Task directions |
Identify the lines that contain the word "public", then copy them.

------------------------------------------------------------------------

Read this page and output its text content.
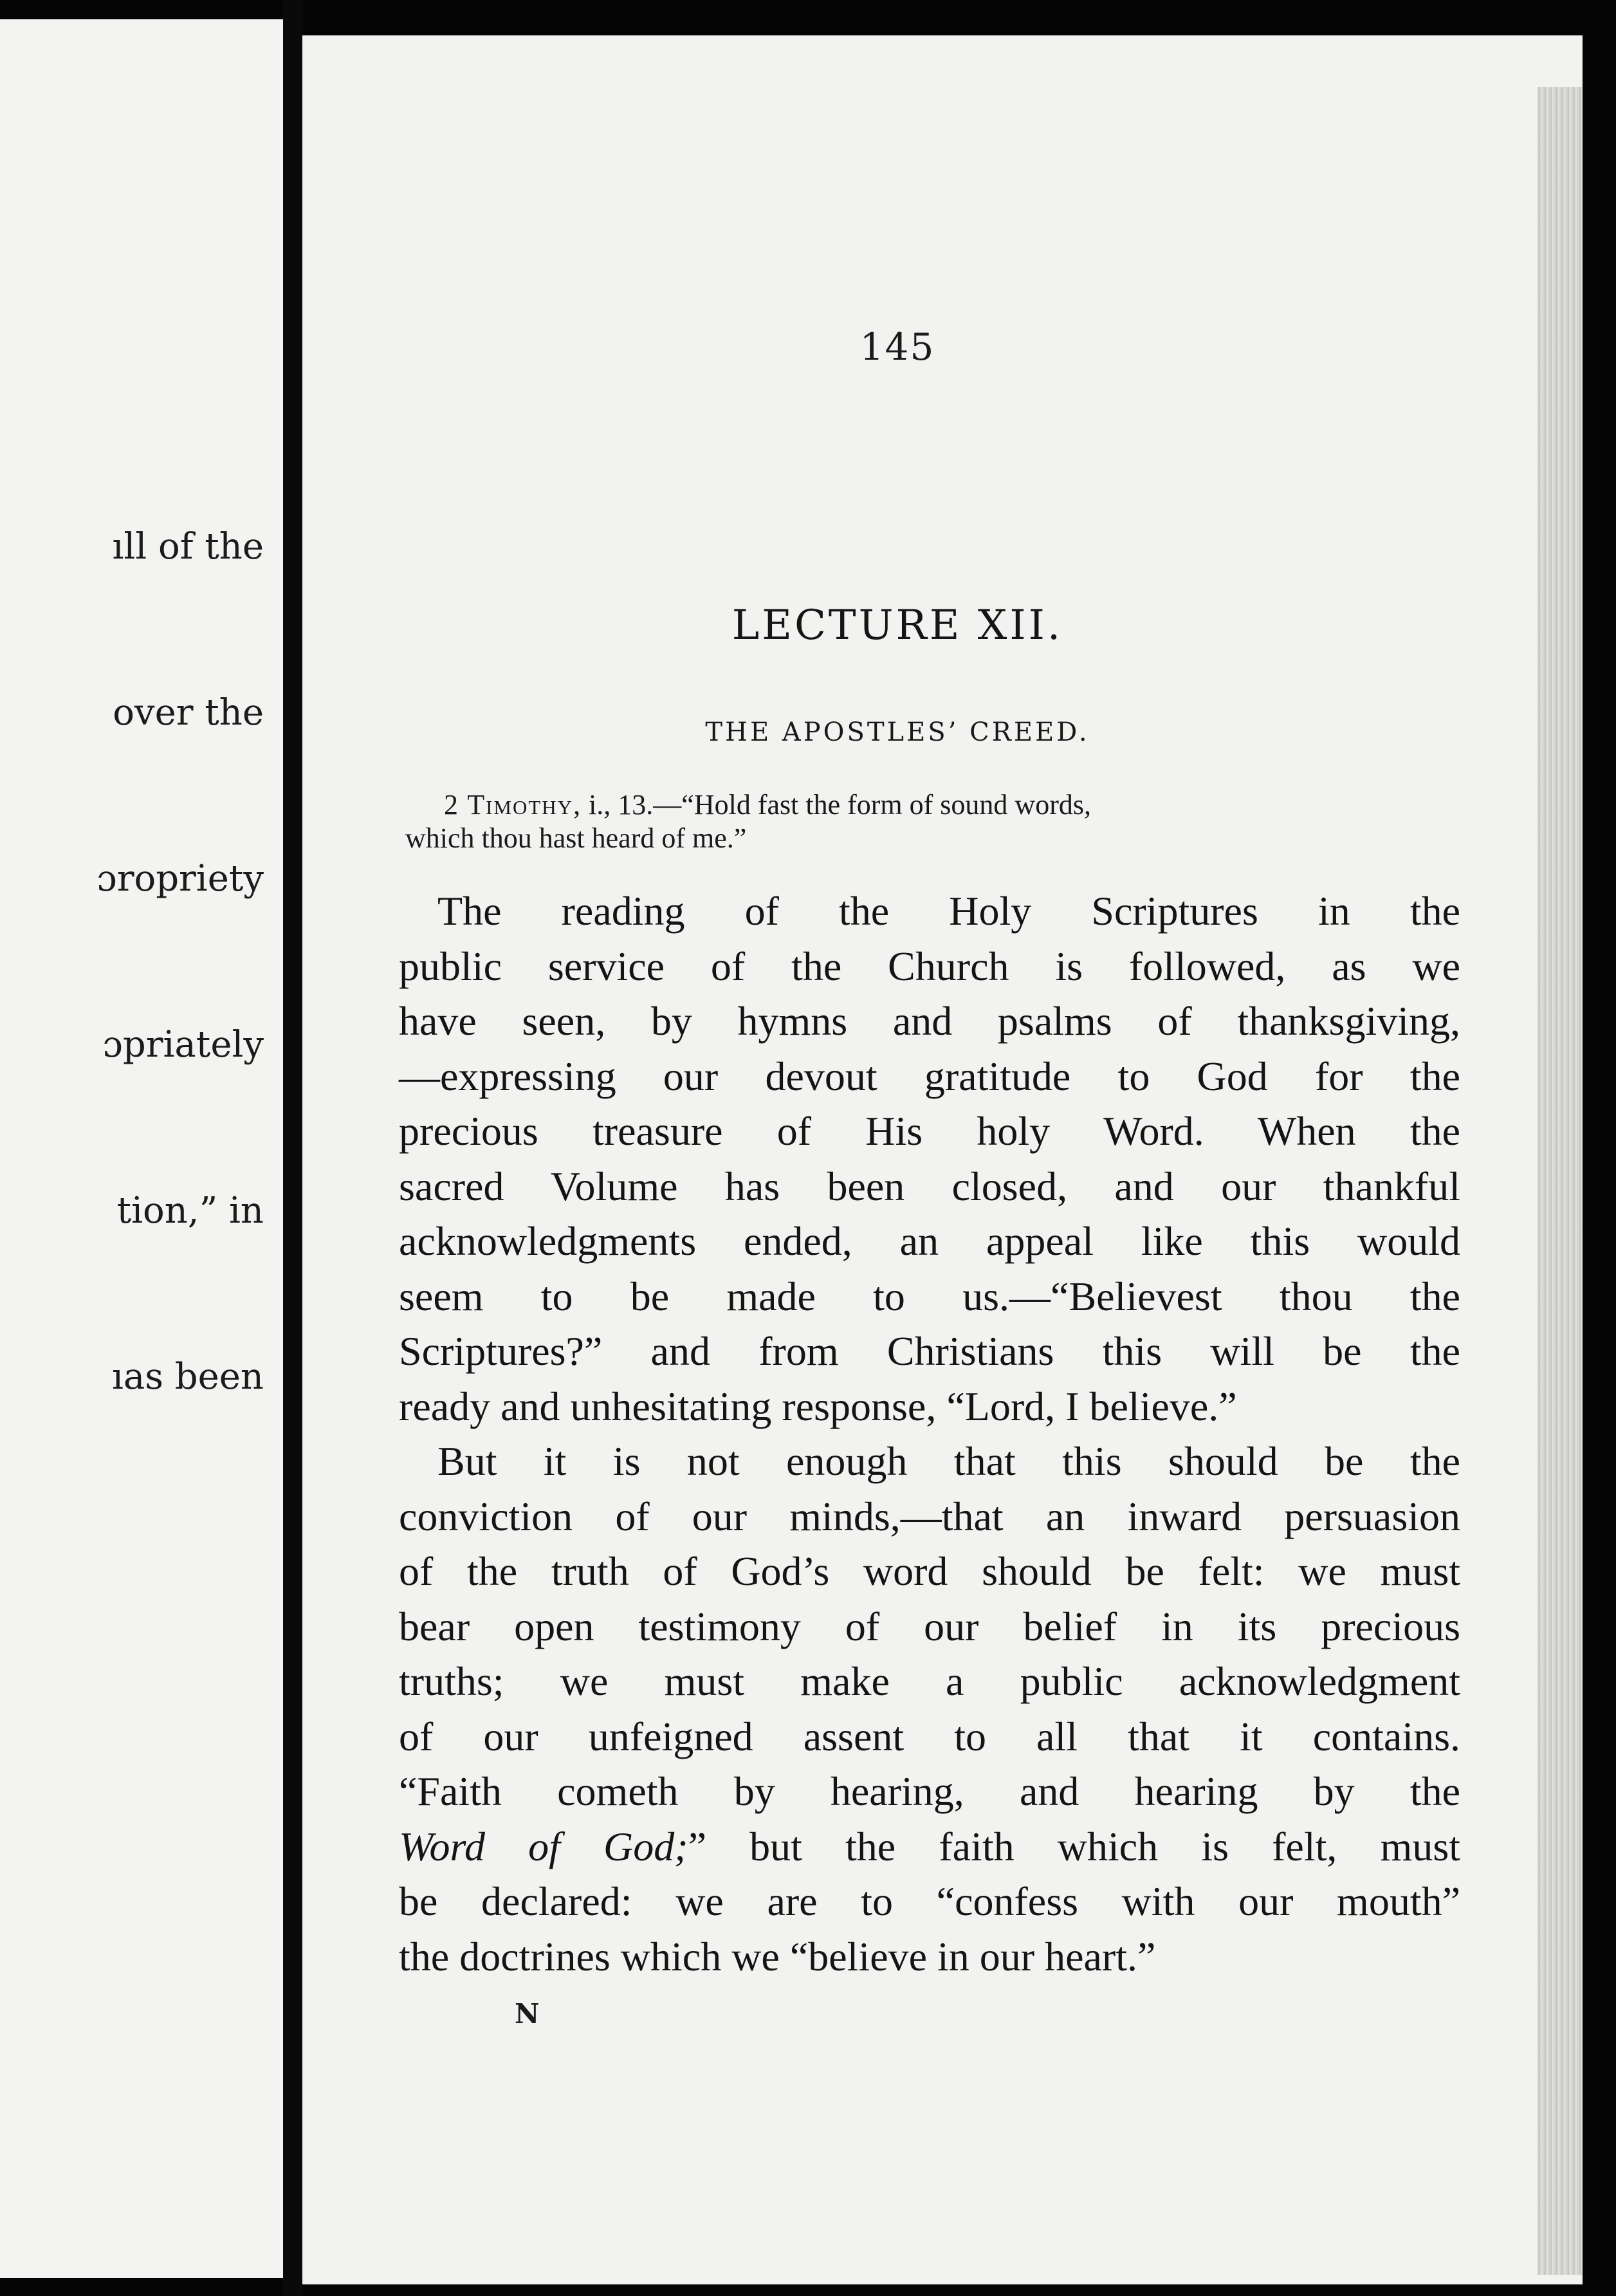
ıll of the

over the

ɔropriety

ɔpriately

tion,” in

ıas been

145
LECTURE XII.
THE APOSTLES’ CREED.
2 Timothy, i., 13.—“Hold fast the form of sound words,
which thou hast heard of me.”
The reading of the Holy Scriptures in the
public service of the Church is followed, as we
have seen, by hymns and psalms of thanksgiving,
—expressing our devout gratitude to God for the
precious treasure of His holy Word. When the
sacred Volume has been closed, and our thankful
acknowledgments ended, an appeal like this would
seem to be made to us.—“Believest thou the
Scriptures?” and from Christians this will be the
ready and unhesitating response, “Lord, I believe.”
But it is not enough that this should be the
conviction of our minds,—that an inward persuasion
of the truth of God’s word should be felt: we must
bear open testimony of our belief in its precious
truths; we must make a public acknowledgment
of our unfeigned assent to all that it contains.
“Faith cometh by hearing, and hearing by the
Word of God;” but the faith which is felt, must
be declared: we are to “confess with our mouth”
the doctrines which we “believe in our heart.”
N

------------------------------------------------------------------------

Task output |
public service of the Church is followed, as we
truths; we must make a public acknowledgment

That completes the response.